___ Exercise inputs ___
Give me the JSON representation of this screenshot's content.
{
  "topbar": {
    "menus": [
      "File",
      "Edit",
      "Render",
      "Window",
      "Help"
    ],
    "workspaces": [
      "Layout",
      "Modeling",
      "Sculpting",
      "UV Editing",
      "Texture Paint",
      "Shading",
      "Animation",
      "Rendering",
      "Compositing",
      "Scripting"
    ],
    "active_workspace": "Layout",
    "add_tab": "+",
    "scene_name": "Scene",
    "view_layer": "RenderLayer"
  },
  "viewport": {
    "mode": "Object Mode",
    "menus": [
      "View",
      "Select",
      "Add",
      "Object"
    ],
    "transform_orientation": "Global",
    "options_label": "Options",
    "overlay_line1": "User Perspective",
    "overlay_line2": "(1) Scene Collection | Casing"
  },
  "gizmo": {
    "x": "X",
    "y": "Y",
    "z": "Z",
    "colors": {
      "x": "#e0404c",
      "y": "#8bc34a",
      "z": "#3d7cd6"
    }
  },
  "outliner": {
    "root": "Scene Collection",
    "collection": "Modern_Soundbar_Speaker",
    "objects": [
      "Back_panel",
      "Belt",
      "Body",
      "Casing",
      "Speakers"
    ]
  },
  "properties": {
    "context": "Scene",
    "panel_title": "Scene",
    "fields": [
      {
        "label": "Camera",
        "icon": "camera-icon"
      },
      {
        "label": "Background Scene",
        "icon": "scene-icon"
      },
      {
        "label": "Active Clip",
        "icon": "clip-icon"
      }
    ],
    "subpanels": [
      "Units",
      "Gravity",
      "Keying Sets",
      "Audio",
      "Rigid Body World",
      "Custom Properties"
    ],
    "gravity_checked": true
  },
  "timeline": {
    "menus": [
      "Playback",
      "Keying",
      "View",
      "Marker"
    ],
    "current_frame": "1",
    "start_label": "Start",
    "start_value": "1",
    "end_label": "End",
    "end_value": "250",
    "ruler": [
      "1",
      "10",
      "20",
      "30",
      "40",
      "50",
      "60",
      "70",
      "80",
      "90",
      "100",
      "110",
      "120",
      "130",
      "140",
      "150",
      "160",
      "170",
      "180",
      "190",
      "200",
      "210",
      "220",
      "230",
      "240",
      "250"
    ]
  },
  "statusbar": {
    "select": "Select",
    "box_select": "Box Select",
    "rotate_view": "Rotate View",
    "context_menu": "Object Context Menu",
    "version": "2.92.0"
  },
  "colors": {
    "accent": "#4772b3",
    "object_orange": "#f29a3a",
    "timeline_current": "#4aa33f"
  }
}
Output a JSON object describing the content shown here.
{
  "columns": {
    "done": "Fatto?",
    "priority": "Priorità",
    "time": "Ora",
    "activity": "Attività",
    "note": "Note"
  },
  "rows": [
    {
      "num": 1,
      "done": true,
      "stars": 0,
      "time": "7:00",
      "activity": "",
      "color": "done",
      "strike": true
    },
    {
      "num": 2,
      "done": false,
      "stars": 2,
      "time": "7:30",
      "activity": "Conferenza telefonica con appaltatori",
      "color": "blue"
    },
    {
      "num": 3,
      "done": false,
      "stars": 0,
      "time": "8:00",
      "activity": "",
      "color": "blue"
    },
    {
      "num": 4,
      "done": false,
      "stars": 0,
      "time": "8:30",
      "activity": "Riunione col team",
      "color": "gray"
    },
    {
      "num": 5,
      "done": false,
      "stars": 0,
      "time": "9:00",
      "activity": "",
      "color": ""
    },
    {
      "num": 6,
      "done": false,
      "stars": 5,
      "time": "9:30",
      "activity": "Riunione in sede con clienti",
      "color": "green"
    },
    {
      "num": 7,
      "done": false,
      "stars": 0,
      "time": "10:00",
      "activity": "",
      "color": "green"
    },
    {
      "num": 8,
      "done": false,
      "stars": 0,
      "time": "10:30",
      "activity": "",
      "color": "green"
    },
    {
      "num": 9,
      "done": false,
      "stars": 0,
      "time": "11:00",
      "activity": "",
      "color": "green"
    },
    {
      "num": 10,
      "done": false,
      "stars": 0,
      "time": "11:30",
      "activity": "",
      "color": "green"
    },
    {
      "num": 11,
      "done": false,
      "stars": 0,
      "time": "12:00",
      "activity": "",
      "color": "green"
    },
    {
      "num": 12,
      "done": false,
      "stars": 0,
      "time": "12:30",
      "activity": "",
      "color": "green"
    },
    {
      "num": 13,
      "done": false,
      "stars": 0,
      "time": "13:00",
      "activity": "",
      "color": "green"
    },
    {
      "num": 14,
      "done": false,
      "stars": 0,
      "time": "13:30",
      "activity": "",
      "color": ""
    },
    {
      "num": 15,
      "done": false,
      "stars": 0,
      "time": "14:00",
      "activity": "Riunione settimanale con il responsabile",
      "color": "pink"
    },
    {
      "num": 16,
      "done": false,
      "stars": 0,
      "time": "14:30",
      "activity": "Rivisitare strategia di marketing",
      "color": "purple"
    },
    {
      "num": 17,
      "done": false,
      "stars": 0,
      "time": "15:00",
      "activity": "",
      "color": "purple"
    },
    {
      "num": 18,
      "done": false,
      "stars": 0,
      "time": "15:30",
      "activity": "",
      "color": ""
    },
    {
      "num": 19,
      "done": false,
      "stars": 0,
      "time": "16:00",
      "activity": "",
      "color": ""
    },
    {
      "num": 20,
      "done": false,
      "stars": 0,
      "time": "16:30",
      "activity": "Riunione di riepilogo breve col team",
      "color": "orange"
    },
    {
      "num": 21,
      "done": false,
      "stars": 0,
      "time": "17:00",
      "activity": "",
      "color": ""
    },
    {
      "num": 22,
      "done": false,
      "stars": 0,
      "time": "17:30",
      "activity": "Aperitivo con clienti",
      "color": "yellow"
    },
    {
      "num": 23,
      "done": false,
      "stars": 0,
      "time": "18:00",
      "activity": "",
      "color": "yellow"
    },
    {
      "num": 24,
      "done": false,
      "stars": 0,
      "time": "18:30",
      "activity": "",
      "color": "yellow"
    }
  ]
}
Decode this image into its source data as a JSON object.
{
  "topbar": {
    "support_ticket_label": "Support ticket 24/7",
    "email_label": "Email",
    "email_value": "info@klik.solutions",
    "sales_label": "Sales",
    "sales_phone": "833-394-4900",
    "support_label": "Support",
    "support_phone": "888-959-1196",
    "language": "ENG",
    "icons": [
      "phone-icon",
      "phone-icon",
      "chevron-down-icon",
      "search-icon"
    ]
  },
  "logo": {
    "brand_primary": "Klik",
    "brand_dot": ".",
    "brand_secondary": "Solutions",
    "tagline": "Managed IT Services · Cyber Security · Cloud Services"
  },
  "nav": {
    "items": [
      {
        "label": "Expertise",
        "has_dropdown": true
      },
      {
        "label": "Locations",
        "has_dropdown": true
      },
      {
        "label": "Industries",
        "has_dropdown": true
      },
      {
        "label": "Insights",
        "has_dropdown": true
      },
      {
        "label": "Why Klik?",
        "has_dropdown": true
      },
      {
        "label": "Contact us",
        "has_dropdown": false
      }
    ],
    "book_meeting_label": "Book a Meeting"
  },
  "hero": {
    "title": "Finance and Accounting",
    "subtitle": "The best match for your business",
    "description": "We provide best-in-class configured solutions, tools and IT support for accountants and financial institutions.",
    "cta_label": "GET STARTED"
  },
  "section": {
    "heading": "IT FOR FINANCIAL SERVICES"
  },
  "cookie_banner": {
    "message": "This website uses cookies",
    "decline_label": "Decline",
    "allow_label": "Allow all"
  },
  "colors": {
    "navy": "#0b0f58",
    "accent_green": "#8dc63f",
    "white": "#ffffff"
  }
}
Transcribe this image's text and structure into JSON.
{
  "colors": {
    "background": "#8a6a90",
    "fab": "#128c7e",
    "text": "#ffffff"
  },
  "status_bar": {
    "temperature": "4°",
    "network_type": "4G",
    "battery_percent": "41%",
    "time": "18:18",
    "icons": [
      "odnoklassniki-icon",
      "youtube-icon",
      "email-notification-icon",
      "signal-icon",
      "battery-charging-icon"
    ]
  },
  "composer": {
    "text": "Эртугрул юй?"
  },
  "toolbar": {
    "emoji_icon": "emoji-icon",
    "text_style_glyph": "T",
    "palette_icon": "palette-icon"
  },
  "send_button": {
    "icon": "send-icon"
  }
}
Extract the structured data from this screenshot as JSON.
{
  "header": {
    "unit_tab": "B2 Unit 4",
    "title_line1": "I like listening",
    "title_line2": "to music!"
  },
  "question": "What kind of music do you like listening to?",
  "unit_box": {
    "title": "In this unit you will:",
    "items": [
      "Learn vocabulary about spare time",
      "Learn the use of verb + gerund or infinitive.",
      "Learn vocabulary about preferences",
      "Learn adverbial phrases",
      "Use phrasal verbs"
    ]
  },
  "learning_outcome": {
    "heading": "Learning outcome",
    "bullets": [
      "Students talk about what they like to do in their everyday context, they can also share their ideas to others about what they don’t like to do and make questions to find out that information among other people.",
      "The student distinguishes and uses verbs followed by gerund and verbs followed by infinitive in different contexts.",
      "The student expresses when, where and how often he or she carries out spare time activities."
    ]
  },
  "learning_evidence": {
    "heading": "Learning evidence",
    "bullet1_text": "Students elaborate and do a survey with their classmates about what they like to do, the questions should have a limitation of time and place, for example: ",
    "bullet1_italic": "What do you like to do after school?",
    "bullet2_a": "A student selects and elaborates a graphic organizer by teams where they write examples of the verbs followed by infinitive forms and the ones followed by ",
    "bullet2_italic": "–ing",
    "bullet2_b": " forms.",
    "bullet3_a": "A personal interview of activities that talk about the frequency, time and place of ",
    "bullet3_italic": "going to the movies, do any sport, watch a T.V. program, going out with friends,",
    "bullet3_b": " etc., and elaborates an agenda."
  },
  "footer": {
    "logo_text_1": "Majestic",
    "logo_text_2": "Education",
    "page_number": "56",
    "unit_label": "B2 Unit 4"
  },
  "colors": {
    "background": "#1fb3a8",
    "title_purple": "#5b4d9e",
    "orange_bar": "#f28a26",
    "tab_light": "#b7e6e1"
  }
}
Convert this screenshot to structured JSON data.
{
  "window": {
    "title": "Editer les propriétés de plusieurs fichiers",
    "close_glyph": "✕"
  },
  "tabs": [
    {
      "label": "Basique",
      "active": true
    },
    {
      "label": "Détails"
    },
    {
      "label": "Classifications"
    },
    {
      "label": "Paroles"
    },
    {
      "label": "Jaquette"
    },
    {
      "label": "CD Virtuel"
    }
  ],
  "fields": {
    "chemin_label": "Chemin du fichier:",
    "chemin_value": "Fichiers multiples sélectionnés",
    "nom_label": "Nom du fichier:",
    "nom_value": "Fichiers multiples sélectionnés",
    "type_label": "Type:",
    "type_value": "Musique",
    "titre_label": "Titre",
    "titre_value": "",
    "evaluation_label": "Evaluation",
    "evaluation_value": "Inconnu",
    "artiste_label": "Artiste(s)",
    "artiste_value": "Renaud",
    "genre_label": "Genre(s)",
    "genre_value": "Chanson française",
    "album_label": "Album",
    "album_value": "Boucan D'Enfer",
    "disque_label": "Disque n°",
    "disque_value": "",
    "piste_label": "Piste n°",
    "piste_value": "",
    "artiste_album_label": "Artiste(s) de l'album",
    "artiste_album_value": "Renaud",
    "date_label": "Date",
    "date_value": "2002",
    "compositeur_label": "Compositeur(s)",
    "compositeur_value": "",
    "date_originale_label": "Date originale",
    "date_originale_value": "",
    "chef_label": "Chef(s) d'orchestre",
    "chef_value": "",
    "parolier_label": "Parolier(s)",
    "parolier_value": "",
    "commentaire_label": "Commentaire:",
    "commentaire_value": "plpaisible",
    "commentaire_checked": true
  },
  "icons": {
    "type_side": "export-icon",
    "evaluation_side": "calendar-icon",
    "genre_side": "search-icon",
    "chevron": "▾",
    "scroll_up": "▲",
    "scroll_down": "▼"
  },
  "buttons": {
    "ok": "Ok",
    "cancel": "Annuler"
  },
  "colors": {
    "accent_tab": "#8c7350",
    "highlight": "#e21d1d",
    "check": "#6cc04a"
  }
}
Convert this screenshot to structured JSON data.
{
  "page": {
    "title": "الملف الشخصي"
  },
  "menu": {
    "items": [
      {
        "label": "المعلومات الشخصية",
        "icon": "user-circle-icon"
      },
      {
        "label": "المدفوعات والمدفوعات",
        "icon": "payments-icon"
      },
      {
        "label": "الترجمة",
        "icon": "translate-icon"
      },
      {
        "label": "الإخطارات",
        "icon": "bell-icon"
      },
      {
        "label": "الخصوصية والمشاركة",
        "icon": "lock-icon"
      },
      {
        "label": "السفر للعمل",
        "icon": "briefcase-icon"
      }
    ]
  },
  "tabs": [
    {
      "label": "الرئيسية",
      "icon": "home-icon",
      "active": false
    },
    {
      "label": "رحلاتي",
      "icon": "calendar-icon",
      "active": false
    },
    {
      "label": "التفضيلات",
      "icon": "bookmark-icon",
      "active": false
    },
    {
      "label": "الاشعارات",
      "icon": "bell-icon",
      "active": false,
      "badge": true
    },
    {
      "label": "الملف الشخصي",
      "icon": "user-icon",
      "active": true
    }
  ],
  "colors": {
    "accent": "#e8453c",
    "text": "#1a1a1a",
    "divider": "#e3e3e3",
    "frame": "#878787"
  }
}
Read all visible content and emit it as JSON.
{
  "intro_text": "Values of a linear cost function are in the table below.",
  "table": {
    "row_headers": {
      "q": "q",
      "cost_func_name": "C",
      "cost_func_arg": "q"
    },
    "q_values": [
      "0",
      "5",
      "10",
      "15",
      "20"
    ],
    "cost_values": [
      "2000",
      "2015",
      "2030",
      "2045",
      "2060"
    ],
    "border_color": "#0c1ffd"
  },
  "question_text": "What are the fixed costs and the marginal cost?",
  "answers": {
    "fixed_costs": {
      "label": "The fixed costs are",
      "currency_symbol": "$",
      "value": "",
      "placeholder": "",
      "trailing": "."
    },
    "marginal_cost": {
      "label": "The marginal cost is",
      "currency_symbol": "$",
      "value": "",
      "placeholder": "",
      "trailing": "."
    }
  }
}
___
> [The problem]: Copy out each line that contains the word "multiples".

> [Solved exercise]:
    "chemin_value": "Fichiers multiples sélectionnés",
    "nom_value": "Fichiers multiples sélectionnés",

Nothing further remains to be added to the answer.